Source records »

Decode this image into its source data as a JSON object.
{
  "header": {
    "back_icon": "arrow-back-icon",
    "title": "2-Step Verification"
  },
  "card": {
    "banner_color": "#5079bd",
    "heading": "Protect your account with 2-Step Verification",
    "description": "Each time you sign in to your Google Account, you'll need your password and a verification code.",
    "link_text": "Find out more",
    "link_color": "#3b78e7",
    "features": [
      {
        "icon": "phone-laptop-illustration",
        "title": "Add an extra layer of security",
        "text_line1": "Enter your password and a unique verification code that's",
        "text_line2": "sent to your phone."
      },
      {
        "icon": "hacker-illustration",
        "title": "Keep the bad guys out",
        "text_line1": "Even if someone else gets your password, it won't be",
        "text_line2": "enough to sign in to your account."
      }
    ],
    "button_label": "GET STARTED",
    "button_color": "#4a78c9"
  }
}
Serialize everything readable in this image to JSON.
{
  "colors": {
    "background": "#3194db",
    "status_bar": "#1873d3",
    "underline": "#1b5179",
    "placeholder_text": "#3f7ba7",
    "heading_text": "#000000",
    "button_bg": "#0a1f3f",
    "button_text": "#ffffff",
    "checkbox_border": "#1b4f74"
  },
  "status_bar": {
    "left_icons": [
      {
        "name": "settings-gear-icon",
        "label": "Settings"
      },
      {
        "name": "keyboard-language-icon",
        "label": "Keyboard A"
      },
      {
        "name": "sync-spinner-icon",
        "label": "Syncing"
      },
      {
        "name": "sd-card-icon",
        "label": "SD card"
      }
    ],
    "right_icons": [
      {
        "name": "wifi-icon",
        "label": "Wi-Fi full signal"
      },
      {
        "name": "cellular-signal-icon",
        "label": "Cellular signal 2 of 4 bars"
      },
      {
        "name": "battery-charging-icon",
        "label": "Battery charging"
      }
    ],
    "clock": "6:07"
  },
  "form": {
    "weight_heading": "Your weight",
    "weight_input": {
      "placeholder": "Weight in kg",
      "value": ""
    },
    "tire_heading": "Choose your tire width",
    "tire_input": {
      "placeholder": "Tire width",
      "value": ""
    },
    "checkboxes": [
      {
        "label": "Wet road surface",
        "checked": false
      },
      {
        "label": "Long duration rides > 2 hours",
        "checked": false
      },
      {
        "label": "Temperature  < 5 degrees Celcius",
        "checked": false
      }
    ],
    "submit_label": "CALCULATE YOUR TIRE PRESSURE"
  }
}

Objective »
Repeat the line containing "Serialize everything readable" and all subsequent lines through the final line of the data, exactly and with no others.

Final answer »
Serialize everything readable in this image to JSON.
{
  "colors": {
    "background": "#3194db",
    "status_bar": "#1873d3",
    "underline": "#1b5179",
    "placeholder_text": "#3f7ba7",
    "heading_text": "#000000",
    "button_bg": "#0a1f3f",
    "button_text": "#ffffff",
    "checkbox_border": "#1b4f74"
  },
  "status_bar": {
    "left_icons": [
      {
        "name": "settings-gear-icon",
        "label": "Settings"
      },
      {
        "name": "keyboard-language-icon",
        "label": "Keyboard A"
      },
      {
        "name": "sync-spinner-icon",
        "label": "Syncing"
      },
      {
        "name": "sd-card-icon",
        "label": "SD card"
      }
    ],
    "right_icons": [
      {
        "name": "wifi-icon",
        "label": "Wi-Fi full signal"
      },
      {
        "name": "cellular-signal-icon",
        "label": "Cellular signal 2 of 4 bars"
      },
      {
        "name": "battery-charging-icon",
        "label": "Battery charging"
      }
    ],
    "clock": "6:07"
  },
  "form": {
    "weight_heading": "Your weight",
    "weight_input": {
      "placeholder": "Weight in kg",
      "value": ""
    },
    "tire_heading": "Choose your tire width",
    "tire_input": {
      "placeholder": "Tire width",
      "value": ""
    },
    "checkboxes": [
      {
        "label": "Wet road surface",
        "checked": false
      },
      {
        "label": "Long duration rides > 2 hours",
        "checked": false
      },
      {
        "label": "Temperature  < 5 degrees Celcius",
        "checked": false
      }
    ],
    "submit_label": "CALCULATE YOUR TIRE PRESSURE"
  }
}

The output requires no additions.